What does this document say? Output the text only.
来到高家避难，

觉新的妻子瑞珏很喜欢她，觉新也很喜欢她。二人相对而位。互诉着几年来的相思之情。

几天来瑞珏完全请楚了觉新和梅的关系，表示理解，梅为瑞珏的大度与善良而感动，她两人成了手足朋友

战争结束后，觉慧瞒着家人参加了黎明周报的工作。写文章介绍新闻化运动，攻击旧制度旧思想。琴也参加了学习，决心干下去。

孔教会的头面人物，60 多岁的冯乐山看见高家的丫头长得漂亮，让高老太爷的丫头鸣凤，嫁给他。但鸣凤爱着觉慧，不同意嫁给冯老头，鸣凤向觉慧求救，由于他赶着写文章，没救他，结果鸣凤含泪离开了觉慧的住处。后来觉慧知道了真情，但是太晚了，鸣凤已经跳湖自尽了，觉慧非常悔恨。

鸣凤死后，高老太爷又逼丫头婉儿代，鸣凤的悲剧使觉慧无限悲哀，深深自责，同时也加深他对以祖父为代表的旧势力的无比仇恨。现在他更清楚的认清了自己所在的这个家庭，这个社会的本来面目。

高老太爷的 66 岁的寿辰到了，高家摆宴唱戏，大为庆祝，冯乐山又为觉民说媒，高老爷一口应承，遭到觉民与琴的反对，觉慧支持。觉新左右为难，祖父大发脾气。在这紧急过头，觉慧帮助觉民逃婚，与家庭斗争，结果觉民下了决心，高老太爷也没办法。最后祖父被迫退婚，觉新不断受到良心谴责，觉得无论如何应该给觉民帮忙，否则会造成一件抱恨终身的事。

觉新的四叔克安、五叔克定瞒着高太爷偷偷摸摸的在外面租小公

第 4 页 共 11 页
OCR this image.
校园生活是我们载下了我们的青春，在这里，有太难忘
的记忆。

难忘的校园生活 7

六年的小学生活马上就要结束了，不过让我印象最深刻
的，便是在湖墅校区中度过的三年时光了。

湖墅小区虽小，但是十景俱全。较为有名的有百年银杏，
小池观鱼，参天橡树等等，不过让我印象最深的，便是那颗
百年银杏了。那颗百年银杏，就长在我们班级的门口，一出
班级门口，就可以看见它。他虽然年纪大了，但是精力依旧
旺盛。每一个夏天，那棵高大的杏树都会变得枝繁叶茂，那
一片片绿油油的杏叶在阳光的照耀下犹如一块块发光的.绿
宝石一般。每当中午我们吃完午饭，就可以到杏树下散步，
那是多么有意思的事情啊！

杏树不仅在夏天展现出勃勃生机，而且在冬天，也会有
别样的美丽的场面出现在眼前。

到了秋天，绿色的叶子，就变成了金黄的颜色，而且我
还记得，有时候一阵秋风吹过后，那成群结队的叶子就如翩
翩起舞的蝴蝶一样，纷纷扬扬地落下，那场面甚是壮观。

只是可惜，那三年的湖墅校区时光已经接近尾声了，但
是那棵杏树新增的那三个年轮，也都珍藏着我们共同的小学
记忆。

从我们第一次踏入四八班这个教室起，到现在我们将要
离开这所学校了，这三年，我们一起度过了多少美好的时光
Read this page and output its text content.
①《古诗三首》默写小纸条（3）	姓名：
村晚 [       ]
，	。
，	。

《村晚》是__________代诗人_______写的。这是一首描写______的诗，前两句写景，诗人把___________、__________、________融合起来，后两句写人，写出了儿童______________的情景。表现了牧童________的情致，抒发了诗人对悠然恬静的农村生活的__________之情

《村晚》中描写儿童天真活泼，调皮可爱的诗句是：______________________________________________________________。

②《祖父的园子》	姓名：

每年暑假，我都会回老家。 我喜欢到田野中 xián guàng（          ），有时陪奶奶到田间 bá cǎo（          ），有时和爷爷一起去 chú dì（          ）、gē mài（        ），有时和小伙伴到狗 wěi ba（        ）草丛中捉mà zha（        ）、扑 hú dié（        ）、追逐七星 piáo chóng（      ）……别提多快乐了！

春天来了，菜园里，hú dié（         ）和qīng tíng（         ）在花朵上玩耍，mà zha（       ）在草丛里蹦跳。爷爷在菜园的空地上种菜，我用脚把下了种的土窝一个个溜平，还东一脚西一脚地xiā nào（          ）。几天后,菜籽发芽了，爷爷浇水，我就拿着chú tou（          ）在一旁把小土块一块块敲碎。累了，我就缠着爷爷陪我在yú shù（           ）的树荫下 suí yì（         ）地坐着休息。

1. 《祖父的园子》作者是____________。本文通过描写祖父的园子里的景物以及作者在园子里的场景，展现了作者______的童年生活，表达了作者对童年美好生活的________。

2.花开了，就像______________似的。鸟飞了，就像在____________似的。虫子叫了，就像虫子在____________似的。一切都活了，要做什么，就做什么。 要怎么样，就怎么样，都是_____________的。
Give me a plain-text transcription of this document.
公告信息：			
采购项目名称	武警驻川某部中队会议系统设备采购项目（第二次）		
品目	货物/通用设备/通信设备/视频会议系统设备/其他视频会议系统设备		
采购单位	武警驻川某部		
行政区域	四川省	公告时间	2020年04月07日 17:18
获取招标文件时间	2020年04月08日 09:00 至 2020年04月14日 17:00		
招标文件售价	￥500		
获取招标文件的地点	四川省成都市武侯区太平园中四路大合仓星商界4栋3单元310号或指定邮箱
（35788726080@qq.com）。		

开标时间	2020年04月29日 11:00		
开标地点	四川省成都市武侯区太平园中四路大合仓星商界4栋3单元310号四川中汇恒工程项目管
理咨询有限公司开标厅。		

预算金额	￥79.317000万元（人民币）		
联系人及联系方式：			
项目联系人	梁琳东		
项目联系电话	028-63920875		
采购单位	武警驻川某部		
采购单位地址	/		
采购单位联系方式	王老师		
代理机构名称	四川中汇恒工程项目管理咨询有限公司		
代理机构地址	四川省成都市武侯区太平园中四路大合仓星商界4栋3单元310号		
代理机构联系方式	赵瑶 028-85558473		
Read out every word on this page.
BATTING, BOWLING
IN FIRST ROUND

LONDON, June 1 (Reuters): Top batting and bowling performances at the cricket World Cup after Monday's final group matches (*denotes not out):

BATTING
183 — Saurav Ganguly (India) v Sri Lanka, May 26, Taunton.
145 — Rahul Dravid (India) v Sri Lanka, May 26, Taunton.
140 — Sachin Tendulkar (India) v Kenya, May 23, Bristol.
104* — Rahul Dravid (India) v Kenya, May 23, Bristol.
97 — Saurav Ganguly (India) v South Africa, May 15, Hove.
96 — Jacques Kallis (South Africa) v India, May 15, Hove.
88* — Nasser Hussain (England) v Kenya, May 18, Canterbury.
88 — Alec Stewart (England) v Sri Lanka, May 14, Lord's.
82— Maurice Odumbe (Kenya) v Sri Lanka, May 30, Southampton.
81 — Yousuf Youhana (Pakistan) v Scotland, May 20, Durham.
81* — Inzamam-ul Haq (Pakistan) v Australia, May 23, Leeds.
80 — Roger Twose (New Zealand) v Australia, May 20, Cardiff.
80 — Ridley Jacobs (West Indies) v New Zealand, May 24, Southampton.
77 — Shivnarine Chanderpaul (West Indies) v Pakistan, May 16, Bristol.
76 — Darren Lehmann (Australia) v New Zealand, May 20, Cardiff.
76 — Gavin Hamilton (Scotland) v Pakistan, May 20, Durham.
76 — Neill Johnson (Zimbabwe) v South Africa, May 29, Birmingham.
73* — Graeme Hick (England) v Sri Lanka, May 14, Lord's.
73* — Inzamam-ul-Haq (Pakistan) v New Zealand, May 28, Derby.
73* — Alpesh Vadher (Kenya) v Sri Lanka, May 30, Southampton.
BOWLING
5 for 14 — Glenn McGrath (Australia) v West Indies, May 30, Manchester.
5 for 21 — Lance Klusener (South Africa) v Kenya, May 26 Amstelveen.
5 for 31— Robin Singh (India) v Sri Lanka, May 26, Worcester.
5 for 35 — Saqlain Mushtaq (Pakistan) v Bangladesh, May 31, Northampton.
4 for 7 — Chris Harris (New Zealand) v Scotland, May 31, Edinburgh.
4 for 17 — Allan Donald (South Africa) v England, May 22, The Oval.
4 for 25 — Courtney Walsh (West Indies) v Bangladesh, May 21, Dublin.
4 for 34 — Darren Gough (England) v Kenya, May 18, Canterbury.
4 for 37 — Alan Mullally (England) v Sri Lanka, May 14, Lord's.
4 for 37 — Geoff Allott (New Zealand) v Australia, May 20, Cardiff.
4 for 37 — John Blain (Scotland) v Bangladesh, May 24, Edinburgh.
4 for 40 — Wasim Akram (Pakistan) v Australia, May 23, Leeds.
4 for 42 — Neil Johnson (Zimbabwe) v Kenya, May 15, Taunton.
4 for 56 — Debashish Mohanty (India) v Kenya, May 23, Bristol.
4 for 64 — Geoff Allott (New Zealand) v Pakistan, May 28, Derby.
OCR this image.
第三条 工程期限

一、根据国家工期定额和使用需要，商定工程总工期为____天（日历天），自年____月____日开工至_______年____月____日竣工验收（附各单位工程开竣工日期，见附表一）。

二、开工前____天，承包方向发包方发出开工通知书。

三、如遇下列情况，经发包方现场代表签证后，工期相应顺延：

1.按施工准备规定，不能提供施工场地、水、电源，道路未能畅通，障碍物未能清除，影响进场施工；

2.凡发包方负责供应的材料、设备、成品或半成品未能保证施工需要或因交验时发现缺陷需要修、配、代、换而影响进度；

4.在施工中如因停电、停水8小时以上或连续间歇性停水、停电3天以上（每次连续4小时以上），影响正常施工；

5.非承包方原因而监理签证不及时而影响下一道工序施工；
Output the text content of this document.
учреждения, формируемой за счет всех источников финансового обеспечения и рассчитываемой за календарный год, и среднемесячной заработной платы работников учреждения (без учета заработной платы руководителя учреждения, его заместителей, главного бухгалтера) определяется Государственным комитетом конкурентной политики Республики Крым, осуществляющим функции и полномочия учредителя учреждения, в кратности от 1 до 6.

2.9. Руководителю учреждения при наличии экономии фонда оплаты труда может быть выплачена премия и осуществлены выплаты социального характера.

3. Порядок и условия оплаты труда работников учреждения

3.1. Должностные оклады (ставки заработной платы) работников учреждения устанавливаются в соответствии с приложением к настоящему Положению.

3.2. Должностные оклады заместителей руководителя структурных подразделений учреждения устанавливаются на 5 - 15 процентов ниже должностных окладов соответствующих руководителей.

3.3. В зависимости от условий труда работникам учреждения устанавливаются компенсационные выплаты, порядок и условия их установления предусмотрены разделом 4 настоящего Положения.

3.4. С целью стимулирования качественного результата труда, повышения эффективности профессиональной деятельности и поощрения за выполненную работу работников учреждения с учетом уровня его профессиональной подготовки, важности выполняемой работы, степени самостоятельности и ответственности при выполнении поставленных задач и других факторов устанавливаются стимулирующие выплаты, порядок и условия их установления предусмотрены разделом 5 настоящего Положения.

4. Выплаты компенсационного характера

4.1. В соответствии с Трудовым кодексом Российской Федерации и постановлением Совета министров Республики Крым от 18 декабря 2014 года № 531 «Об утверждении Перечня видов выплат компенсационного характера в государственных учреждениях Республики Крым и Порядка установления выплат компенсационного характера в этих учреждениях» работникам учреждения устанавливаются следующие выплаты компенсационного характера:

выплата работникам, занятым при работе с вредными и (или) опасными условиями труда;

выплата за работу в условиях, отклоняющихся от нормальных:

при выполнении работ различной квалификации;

**Your objective**
Copy all lines from the entries that contain the word "устанавливаются".

**Output below**
3.1. Должностные оклады (ставки заработной платы) работников учреждения устанавливаются в соответствии с приложением к настоящему Положению.
3.2. Должностные оклады заместителей руководителя структурных подразделений учреждения устанавливаются на 5 - 15 процентов ниже должностных окладов соответствующих руководителей.
3.3. В зависимости от условий труда работникам учреждения устанавливаются компенсационные выплаты, порядок и условия их установления предусмотрены разделом 4 настоящего Положения.
3.4. С целью стимулирования качественного результата труда, повышения эффективности профессиональной деятельности и поощрения за выполненную работу работников учреждения с учетом уровня его профессиональной подготовки, важности выполняемой работы, степени самостоятельности и ответственности при выполнении поставленных задач и других факторов устанавливаются стимулирующие выплаты, порядок и условия их установления предусмотрены разделом 5 настоящего Положения.
4.1. В соответствии с Трудовым кодексом Российской Федерации и постановлением Совета министров Республики Крым от 18 декабря 2014 года № 531 «Об утверждении Перечня видов выплат компенсационного характера в государственных учреждениях Республики Крым и Порядка установления выплат компенсационного характера в этих учреждениях» работникам учреждения устанавливаются следующие выплаты компенсационного характера:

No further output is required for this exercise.